Objective -
Keep only those lines of the records that include the string "from".

+++

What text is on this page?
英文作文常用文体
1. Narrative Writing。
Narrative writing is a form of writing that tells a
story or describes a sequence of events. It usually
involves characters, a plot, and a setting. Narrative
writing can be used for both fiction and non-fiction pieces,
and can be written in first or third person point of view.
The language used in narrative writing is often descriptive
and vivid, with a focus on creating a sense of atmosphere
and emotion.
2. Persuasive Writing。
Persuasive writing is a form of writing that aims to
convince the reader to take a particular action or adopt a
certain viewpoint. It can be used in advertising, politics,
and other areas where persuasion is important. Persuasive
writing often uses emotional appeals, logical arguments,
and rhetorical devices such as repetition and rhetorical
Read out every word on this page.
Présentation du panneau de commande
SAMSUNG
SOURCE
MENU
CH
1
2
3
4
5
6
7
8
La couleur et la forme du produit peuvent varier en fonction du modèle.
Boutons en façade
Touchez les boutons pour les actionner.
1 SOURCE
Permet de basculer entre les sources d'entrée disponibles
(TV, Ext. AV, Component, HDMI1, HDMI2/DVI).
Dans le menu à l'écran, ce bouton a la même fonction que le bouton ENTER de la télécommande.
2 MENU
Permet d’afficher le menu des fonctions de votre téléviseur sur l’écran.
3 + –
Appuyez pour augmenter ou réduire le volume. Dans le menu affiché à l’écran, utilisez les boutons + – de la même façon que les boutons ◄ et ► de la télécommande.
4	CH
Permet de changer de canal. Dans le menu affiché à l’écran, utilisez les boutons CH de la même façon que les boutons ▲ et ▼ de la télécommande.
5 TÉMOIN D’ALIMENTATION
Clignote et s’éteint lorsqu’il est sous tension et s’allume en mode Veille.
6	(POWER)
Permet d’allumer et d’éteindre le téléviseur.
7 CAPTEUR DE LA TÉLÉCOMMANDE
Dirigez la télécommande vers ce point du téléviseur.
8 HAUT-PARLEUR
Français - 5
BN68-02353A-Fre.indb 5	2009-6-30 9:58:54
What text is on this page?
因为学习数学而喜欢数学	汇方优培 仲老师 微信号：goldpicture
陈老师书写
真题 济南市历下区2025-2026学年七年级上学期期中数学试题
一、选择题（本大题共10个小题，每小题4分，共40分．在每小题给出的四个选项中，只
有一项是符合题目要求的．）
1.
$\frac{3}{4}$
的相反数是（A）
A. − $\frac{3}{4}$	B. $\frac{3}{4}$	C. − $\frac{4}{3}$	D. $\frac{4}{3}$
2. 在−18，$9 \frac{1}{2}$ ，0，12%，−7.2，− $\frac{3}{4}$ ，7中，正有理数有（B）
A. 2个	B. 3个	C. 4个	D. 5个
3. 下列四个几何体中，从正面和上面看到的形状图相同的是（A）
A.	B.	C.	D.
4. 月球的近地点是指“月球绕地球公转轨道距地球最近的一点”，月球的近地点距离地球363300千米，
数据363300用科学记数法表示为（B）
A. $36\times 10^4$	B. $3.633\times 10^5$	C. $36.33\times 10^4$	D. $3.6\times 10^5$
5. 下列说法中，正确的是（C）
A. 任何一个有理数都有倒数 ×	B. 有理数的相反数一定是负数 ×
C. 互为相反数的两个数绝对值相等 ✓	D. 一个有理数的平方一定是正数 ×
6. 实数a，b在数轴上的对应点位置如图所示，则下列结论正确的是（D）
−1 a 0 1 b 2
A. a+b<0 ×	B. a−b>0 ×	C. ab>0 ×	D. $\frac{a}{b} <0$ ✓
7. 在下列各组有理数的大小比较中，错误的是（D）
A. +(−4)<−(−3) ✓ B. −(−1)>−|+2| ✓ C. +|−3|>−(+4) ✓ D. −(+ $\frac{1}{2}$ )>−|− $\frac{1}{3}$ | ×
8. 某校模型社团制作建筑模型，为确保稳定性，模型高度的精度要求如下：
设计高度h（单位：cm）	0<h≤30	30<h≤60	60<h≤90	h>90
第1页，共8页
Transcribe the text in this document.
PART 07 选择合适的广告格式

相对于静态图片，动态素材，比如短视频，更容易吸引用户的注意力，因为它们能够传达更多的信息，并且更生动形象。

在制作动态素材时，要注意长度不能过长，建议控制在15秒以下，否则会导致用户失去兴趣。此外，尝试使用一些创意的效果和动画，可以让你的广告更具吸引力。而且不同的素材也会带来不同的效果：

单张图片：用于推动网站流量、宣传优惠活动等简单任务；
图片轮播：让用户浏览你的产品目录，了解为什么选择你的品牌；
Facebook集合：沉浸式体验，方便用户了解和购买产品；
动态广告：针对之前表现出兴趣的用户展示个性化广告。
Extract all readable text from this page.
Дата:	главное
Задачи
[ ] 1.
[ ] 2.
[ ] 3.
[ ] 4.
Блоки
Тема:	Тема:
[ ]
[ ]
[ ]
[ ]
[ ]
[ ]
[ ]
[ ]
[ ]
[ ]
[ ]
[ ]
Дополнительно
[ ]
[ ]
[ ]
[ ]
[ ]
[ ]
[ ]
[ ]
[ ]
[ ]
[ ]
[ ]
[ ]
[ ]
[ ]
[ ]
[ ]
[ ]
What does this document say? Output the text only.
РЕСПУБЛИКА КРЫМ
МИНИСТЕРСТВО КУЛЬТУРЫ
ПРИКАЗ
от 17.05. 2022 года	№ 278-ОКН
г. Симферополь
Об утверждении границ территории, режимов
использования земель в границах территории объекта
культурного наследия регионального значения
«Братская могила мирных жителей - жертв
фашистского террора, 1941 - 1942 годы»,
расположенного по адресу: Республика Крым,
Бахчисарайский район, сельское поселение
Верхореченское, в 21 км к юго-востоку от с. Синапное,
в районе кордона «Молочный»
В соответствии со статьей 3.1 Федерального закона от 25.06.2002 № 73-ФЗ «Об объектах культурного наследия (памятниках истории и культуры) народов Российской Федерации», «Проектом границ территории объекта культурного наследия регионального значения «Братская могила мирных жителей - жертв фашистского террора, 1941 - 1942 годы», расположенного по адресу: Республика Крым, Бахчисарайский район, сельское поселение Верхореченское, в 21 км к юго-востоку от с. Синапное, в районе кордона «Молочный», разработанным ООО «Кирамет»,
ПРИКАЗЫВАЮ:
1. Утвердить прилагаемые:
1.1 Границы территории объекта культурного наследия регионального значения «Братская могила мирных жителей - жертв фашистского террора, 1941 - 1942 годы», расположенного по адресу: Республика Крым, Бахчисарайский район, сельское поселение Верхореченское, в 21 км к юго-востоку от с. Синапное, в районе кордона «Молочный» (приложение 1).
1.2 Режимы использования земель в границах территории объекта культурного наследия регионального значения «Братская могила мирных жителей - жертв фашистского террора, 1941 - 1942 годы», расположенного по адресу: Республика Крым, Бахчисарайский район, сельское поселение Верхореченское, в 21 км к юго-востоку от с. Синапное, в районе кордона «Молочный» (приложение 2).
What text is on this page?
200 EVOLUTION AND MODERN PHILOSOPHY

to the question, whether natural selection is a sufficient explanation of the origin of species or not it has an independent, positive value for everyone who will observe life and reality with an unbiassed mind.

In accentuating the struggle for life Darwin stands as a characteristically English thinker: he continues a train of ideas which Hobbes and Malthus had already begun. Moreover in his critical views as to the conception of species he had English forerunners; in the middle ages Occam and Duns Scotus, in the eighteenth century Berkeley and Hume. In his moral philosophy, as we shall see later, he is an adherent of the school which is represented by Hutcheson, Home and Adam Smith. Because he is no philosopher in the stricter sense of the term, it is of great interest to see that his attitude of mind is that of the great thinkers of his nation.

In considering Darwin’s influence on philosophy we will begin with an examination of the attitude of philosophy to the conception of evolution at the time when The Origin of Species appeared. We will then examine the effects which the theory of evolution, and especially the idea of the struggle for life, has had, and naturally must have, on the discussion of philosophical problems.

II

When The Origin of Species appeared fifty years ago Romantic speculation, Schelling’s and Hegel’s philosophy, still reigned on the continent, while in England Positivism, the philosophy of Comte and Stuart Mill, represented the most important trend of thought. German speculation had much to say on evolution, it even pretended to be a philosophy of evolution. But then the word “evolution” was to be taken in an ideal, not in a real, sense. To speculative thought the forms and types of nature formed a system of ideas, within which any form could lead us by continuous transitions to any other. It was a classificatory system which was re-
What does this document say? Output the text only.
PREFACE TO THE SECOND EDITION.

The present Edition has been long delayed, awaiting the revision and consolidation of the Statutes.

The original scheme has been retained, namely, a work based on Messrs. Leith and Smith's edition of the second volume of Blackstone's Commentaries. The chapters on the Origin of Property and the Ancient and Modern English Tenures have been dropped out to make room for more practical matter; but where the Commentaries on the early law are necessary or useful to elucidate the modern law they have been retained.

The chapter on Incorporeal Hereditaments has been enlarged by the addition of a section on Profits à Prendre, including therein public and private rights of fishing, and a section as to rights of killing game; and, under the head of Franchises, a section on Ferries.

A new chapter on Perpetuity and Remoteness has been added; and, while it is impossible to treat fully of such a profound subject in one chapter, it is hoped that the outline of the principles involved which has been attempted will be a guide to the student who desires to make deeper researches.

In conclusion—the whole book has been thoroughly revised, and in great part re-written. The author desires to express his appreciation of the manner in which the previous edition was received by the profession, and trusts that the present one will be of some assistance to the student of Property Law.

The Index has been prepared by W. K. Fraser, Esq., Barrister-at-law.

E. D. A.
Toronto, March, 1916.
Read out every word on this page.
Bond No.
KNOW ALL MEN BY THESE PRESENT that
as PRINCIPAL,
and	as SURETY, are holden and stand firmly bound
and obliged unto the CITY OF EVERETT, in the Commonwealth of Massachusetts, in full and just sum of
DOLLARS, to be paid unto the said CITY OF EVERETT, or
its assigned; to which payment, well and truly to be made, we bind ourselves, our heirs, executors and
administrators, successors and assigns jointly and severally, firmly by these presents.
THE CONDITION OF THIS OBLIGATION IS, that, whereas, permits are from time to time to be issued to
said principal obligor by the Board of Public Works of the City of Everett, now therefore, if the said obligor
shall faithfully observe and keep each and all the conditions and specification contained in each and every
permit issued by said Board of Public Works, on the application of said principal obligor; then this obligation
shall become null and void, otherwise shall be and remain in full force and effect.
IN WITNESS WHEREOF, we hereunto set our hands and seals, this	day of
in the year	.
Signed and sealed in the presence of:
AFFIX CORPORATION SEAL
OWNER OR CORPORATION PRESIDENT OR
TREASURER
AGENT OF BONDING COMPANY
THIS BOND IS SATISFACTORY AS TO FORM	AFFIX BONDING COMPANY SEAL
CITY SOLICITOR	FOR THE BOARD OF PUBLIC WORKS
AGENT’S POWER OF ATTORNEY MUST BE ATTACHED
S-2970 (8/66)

+++

Solution to the problem -
Extract all readable text from this page.
THE CONDITION OF THIS OBLIGATION IS, that, whereas, permits are from time to time to be issued to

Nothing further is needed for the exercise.